= Objective =
Where a line of the listing below includes the word "venta", reproduce that line.

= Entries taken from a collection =
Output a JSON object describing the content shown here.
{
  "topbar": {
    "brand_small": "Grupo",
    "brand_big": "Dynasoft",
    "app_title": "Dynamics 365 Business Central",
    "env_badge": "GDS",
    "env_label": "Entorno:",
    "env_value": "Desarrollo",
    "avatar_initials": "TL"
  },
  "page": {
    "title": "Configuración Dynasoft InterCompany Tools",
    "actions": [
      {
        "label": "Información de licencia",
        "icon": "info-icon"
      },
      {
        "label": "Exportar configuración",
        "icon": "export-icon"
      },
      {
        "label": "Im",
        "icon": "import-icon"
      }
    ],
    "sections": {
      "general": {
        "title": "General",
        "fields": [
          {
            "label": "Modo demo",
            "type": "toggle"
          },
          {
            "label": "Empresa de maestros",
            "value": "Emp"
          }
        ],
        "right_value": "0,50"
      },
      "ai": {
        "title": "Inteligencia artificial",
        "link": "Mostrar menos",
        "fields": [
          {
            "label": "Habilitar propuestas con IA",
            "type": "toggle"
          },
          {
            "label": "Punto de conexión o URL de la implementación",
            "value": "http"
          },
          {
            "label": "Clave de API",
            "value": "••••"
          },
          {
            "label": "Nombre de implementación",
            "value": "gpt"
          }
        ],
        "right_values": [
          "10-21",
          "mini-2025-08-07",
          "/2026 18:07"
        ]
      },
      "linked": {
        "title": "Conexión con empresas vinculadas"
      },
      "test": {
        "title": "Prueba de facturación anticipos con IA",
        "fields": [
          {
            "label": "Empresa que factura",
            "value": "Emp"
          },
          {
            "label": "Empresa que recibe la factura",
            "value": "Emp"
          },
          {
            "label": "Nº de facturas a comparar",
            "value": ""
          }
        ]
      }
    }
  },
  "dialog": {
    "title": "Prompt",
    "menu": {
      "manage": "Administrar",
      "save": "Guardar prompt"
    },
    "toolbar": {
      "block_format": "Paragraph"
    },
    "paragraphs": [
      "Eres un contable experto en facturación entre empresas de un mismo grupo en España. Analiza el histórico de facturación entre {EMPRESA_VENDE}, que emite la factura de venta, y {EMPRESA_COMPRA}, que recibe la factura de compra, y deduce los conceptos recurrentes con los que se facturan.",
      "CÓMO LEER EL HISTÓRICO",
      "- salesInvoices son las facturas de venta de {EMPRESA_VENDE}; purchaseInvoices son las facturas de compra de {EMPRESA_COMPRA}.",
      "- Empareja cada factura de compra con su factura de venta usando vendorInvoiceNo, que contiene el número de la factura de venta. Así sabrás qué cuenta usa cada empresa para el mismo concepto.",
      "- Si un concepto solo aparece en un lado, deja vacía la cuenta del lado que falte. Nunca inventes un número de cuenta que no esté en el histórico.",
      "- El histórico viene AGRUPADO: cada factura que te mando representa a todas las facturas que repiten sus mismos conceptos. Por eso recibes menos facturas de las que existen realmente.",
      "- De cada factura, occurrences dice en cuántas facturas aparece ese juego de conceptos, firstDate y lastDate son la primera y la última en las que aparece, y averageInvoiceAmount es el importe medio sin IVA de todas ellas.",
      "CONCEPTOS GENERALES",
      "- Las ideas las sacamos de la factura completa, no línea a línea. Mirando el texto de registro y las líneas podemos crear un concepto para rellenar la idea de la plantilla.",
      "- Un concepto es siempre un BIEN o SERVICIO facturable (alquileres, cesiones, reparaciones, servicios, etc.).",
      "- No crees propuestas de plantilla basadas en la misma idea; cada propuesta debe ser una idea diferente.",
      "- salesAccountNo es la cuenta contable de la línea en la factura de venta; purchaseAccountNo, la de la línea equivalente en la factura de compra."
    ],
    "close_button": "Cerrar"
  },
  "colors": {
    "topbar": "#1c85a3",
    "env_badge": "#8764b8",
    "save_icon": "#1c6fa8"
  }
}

= Correct response =
      "Eres un contable experto en facturación entre empresas de un mismo grupo en España. Analiza el histórico de facturación entre {EMPRESA_VENDE}, que emite la factura de venta, y {EMPRESA_COMPRA}, que recibe la factura de compra, y deduce los conceptos recurrentes con los que se facturan.",
      "- salesInvoices son las facturas de venta de {EMPRESA_VENDE}; purchaseInvoices son las facturas de compra de {EMPRESA_COMPRA}.",
      "- Empareja cada factura de compra con su factura de venta usando vendorInvoiceNo, que contiene el número de la factura de venta. Así sabrás qué cuenta usa cada empresa para el mismo concepto.",
      "- salesAccountNo es la cuenta contable de la línea en la factura de venta; purchaseAccountNo, la de la línea equivalente en la factura de compra."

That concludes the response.